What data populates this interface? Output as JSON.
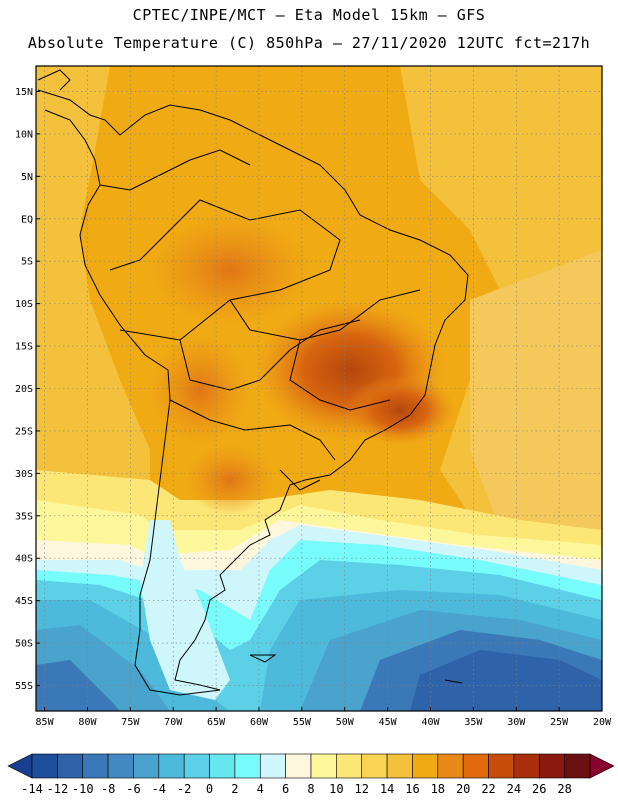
{
  "header": {
    "line1": "CPTEC/INPE/MCT –  Eta Model 15km – GFS",
    "line2": "Absolute Temperature (C) 850hPa – 27/11/2020 12UTC fct=217h"
  },
  "map": {
    "lat_range": [
      -58,
      18
    ],
    "lon_range": [
      -86,
      -20
    ],
    "lat_ticks": [
      "15N",
      "10N",
      "5N",
      "EQ",
      "5S",
      "10S",
      "15S",
      "20S",
      "25S",
      "30S",
      "35S",
      "40S",
      "45S",
      "50S",
      "55S"
    ],
    "lat_values": [
      15,
      10,
      5,
      0,
      -5,
      -10,
      -15,
      -20,
      -25,
      -30,
      -35,
      -40,
      -45,
      -50,
      -55
    ],
    "lon_ticks": [
      "85W",
      "80W",
      "75W",
      "70W",
      "65W",
      "60W",
      "55W",
      "50W",
      "45W",
      "40W",
      "35W",
      "30W",
      "25W",
      "20W"
    ],
    "lon_values": [
      -85,
      -80,
      -75,
      -70,
      -65,
      -60,
      -55,
      -50,
      -45,
      -40,
      -35,
      -30,
      -25,
      -20
    ],
    "grid": true
  },
  "colorbar": {
    "labels": [
      "-14",
      "-12",
      "-10",
      "-8",
      "-6",
      "-4",
      "-2",
      "0",
      "2",
      "4",
      "6",
      "8",
      "10",
      "12",
      "14",
      "16",
      "18",
      "20",
      "22",
      "24",
      "26",
      "28"
    ],
    "colors": [
      "#1a3f8f",
      "#1e4f9c",
      "#2e63aa",
      "#3a78b8",
      "#4189c2",
      "#49a3cc",
      "#4db9db",
      "#5bd0e6",
      "#66e6ee",
      "#78fbfb",
      "#cff6fb",
      "#fff7dd",
      "#fdf79b",
      "#fce776",
      "#fad555",
      "#f3c13c",
      "#f0aa14",
      "#e88a18",
      "#e06a0c",
      "#c84c0a",
      "#aa2f0d",
      "#8a1a10",
      "#6a1010",
      "#880030"
    ]
  }
}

--------------------------------------------------

*AIM*. Print all entries exactly. The images do not belong in the copy.

*TASK OUTPUT*.
What data populates this interface? Output as JSON.
{
  "header": {
    "line1": "CPTEC/INPE/MCT –  Eta Model 15km – GFS",
    "line2": "Absolute Temperature (C) 850hPa – 27/11/2020 12UTC fct=217h"
  },
  "map": {
    "lat_range": [
      -58,
      18
    ],
    "lon_range": [
      -86,
      -20
    ],
    "lat_ticks": [
      "15N",
      "10N",
      "5N",
      "EQ",
      "5S",
      "10S",
      "15S",
      "20S",
      "25S",
      "30S",
      "35S",
      "40S",
      "45S",
      "50S",
      "55S"
    ],
    "lat_values": [
      15,
      10,
      5,
      0,
      -5,
      -10,
      -15,
      -20,
      -25,
      -30,
      -35,
      -40,
      -45,
      -50,
      -55
    ],
    "lon_ticks": [
      "85W",
      "80W",
      "75W",
      "70W",
      "65W",
      "60W",
      "55W",
      "50W",
      "45W",
      "40W",
      "35W",
      "30W",
      "25W",
      "20W"
    ],
    "lon_values": [
      -85,
      -80,
      -75,
      -70,
      -65,
      -60,
      -55,
      -50,
      -45,
      -40,
      -35,
      -30,
      -25,
      -20
    ],
    "grid": true
  },
  "colorbar": {
    "labels": [
      "-14",
      "-12",
      "-10",
      "-8",
      "-6",
      "-4",
      "-2",
      "0",
      "2",
      "4",
      "6",
      "8",
      "10",
      "12",
      "14",
      "16",
      "18",
      "20",
      "22",
      "24",
      "26",
      "28"
    ],
    "colors": [
      "#1a3f8f",
      "#1e4f9c",
      "#2e63aa",
      "#3a78b8",
      "#4189c2",
      "#49a3cc",
      "#4db9db",
      "#5bd0e6",
      "#66e6ee",
      "#78fbfb",
      "#cff6fb",
      "#fff7dd",
      "#fdf79b",
      "#fce776",
      "#fad555",
      "#f3c13c",
      "#f0aa14",
      "#e88a18",
      "#e06a0c",
      "#c84c0a",
      "#aa2f0d",
      "#8a1a10",
      "#6a1010",
      "#880030"
    ]
  }
}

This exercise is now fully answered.